## TASK GOAL
Please repeat all of the listing exactly.

— Begin DATA LINES —

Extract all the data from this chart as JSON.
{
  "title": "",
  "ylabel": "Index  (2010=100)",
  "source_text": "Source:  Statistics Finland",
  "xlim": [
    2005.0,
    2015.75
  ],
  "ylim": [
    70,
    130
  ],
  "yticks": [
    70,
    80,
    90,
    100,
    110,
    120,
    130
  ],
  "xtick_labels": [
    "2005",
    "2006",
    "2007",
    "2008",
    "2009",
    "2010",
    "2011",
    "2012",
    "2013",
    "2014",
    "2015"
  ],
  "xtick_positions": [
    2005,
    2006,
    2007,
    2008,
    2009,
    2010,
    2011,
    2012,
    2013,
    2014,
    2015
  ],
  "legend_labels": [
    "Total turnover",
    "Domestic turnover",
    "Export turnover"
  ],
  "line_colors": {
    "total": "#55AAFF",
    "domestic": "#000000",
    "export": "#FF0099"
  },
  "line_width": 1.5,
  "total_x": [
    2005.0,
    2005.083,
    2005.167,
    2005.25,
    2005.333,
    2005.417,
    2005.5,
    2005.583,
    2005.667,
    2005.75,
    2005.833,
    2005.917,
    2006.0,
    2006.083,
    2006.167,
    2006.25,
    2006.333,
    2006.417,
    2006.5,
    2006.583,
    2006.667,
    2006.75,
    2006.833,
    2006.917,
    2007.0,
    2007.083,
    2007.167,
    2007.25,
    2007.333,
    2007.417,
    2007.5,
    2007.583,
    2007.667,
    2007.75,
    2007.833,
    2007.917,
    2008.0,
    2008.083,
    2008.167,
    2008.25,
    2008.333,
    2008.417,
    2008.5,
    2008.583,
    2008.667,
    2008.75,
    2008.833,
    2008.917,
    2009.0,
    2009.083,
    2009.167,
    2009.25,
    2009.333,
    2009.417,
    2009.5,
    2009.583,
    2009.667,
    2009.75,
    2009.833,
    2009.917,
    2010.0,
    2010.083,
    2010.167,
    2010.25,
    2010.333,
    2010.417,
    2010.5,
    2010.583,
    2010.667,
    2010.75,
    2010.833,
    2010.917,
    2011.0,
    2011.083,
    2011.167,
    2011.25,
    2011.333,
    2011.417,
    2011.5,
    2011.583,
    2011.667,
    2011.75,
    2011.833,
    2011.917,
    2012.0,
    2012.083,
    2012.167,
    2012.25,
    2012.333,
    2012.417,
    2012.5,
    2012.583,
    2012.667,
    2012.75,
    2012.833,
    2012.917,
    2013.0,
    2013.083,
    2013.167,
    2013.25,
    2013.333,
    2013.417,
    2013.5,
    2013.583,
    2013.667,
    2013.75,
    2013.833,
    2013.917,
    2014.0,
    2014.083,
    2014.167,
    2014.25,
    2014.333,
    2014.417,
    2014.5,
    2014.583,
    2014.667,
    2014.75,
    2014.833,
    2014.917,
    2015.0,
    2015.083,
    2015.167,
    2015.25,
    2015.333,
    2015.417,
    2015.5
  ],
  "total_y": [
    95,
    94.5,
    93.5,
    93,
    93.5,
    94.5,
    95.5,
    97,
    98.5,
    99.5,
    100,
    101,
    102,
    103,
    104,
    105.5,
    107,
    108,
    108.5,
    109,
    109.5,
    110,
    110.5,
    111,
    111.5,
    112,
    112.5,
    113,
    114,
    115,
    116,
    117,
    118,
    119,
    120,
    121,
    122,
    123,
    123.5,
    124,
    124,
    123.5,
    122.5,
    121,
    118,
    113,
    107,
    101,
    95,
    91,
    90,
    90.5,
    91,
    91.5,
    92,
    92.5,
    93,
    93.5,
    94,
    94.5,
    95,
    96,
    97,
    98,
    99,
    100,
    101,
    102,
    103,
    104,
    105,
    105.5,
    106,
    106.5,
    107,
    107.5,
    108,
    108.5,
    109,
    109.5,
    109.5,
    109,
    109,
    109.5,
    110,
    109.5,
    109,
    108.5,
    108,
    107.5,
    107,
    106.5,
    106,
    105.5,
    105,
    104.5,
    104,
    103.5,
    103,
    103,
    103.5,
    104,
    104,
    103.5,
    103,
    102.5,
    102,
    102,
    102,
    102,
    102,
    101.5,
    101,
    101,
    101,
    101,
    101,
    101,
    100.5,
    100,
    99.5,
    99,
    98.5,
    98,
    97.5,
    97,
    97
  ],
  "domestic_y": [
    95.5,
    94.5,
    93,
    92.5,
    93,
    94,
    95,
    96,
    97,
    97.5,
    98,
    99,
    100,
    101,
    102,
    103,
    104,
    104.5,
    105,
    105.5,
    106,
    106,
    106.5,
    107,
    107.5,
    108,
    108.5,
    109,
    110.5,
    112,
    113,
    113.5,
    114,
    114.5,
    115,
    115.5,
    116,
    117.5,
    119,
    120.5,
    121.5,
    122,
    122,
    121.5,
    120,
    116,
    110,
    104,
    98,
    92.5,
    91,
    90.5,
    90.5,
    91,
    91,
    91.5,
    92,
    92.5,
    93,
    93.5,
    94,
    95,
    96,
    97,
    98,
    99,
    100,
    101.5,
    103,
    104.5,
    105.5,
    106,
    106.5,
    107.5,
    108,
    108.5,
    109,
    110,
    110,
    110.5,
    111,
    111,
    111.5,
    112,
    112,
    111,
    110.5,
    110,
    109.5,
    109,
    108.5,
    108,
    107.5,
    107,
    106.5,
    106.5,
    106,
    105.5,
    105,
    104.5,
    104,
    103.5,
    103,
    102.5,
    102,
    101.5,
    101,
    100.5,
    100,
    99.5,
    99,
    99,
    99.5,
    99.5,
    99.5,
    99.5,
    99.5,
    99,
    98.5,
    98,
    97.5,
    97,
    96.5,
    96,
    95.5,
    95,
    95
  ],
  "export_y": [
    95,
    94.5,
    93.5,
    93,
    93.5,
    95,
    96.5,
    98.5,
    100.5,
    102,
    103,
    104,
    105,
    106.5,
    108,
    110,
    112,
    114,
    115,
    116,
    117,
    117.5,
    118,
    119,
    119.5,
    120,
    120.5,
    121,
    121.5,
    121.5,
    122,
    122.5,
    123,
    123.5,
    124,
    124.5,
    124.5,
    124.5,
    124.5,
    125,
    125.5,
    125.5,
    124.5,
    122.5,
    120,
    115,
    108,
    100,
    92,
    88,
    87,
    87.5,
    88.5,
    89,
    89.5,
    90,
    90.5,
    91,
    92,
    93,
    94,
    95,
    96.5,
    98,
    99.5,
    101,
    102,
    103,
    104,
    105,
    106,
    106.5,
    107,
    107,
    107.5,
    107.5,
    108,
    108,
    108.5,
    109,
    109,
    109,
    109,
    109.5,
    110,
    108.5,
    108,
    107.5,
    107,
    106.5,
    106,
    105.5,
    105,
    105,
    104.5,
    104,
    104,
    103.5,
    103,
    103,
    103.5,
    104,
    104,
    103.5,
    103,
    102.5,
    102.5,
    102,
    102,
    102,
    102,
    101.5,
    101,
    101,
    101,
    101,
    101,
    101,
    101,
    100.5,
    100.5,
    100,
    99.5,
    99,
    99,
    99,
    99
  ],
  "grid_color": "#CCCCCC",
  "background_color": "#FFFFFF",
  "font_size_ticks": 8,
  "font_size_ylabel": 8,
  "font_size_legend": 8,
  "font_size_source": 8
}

— End DATA LINES —

## REPLY
Extract all the data from this chart as JSON.
{
  "title": "",
  "ylabel": "Index  (2010=100)",
  "source_text": "Source:  Statistics Finland",
  "xlim": [
    2005.0,
    2015.75
  ],
  "ylim": [
    70,
    130
  ],
  "yticks": [
    70,
    80,
    90,
    100,
    110,
    120,
    130
  ],
  "xtick_labels": [
    "2005",
    "2006",
    "2007",
    "2008",
    "2009",
    "2010",
    "2011",
    "2012",
    "2013",
    "2014",
    "2015"
  ],
  "xtick_positions": [
    2005,
    2006,
    2007,
    2008,
    2009,
    2010,
    2011,
    2012,
    2013,
    2014,
    2015
  ],
  "legend_labels": [
    "Total turnover",
    "Domestic turnover",
    "Export turnover"
  ],
  "line_colors": {
    "total": "#55AAFF",
    "domestic": "#000000",
    "export": "#FF0099"
  },
  "line_width": 1.5,
  "total_x": [
    2005.0,
    2005.083,
    2005.167,
    2005.25,
    2005.333,
    2005.417,
    2005.5,
    2005.583,
    2005.667,
    2005.75,
    2005.833,
    2005.917,
    2006.0,
    2006.083,
    2006.167,
    2006.25,
    2006.333,
    2006.417,
    2006.5,
    2006.583,
    2006.667,
    2006.75,
    2006.833,
    2006.917,
    2007.0,
    2007.083,
    2007.167,
    2007.25,
    2007.333,
    2007.417,
    2007.5,
    2007.583,
    2007.667,
    2007.75,
    2007.833,
    2007.917,
    2008.0,
    2008.083,
    2008.167,
    2008.25,
    2008.333,
    2008.417,
    2008.5,
    2008.583,
    2008.667,
    2008.75,
    2008.833,
    2008.917,
    2009.0,
    2009.083,
    2009.167,
    2009.25,
    2009.333,
    2009.417,
    2009.5,
    2009.583,
    2009.667,
    2009.75,
    2009.833,
    2009.917,
    2010.0,
    2010.083,
    2010.167,
    2010.25,
    2010.333,
    2010.417,
    2010.5,
    2010.583,
    2010.667,
    2010.75,
    2010.833,
    2010.917,
    2011.0,
    2011.083,
    2011.167,
    2011.25,
    2011.333,
    2011.417,
    2011.5,
    2011.583,
    2011.667,
    2011.75,
    2011.833,
    2011.917,
    2012.0,
    2012.083,
    2012.167,
    2012.25,
    2012.333,
    2012.417,
    2012.5,
    2012.583,
    2012.667,
    2012.75,
    2012.833,
    2012.917,
    2013.0,
    2013.083,
    2013.167,
    2013.25,
    2013.333,
    2013.417,
    2013.5,
    2013.583,
    2013.667,
    2013.75,
    2013.833,
    2013.917,
    2014.0,
    2014.083,
    2014.167,
    2014.25,
    2014.333,
    2014.417,
    2014.5,
    2014.583,
    2014.667,
    2014.75,
    2014.833,
    2014.917,
    2015.0,
    2015.083,
    2015.167,
    2015.25,
    2015.333,
    2015.417,
    2015.5
  ],
  "total_y": [
    95,
    94.5,
    93.5,
    93,
    93.5,
    94.5,
    95.5,
    97,
    98.5,
    99.5,
    100,
    101,
    102,
    103,
    104,
    105.5,
    107,
    108,
    108.5,
    109,
    109.5,
    110,
    110.5,
    111,
    111.5,
    112,
    112.5,
    113,
    114,
    115,
    116,
    117,
    118,
    119,
    120,
    121,
    122,
    123,
    123.5,
    124,
    124,
    123.5,
    122.5,
    121,
    118,
    113,
    107,
    101,
    95,
    91,
    90,
    90.5,
    91,
    91.5,
    92,
    92.5,
    93,
    93.5,
    94,
    94.5,
    95,
    96,
    97,
    98,
    99,
    100,
    101,
    102,
    103,
    104,
    105,
    105.5,
    106,
    106.5,
    107,
    107.5,
    108,
    108.5,
    109,
    109.5,
    109.5,
    109,
    109,
    109.5,
    110,
    109.5,
    109,
    108.5,
    108,
    107.5,
    107,
    106.5,
    106,
    105.5,
    105,
    104.5,
    104,
    103.5,
    103,
    103,
    103.5,
    104,
    104,
    103.5,
    103,
    102.5,
    102,
    102,
    102,
    102,
    102,
    101.5,
    101,
    101,
    101,
    101,
    101,
    101,
    100.5,
    100,
    99.5,
    99,
    98.5,
    98,
    97.5,
    97,
    97
  ],
  "domestic_y": [
    95.5,
    94.5,
    93,
    92.5,
    93,
    94,
    95,
    96,
    97,
    97.5,
    98,
    99,
    100,
    101,
    102,
    103,
    104,
    104.5,
    105,
    105.5,
    106,
    106,
    106.5,
    107,
    107.5,
    108,
    108.5,
    109,
    110.5,
    112,
    113,
    113.5,
    114,
    114.5,
    115,
    115.5,
    116,
    117.5,
    119,
    120.5,
    121.5,
    122,
    122,
    121.5,
    120,
    116,
    110,
    104,
    98,
    92.5,
    91,
    90.5,
    90.5,
    91,
    91,
    91.5,
    92,
    92.5,
    93,
    93.5,
    94,
    95,
    96,
    97,
    98,
    99,
    100,
    101.5,
    103,
    104.5,
    105.5,
    106,
    106.5,
    107.5,
    108,
    108.5,
    109,
    110,
    110,
    110.5,
    111,
    111,
    111.5,
    112,
    112,
    111,
    110.5,
    110,
    109.5,
    109,
    108.5,
    108,
    107.5,
    107,
    106.5,
    106.5,
    106,
    105.5,
    105,
    104.5,
    104,
    103.5,
    103,
    102.5,
    102,
    101.5,
    101,
    100.5,
    100,
    99.5,
    99,
    99,
    99.5,
    99.5,
    99.5,
    99.5,
    99.5,
    99,
    98.5,
    98,
    97.5,
    97,
    96.5,
    96,
    95.5,
    95,
    95
  ],
  "export_y": [
    95,
    94.5,
    93.5,
    93,
    93.5,
    95,
    96.5,
    98.5,
    100.5,
    102,
    103,
    104,
    105,
    106.5,
    108,
    110,
    112,
    114,
    115,
    116,
    117,
    117.5,
    118,
    119,
    119.5,
    120,
    120.5,
    121,
    121.5,
    121.5,
    122,
    122.5,
    123,
    123.5,
    124,
    124.5,
    124.5,
    124.5,
    124.5,
    125,
    125.5,
    125.5,
    124.5,
    122.5,
    120,
    115,
    108,
    100,
    92,
    88,
    87,
    87.5,
    88.5,
    89,
    89.5,
    90,
    90.5,
    91,
    92,
    93,
    94,
    95,
    96.5,
    98,
    99.5,
    101,
    102,
    103,
    104,
    105,
    106,
    106.5,
    107,
    107,
    107.5,
    107.5,
    108,
    108,
    108.5,
    109,
    109,
    109,
    109,
    109.5,
    110,
    108.5,
    108,
    107.5,
    107,
    106.5,
    106,
    105.5,
    105,
    105,
    104.5,
    104,
    104,
    103.5,
    103,
    103,
    103.5,
    104,
    104,
    103.5,
    103,
    102.5,
    102.5,
    102,
    102,
    102,
    102,
    101.5,
    101,
    101,
    101,
    101,
    101,
    101,
    101,
    100.5,
    100.5,
    100,
    99.5,
    99,
    99,
    99,
    99
  ],
  "grid_color": "#CCCCCC",
  "background_color": "#FFFFFF",
  "font_size_ticks": 8,
  "font_size_ylabel": 8,
  "font_size_legend": 8,
  "font_size_source": 8
}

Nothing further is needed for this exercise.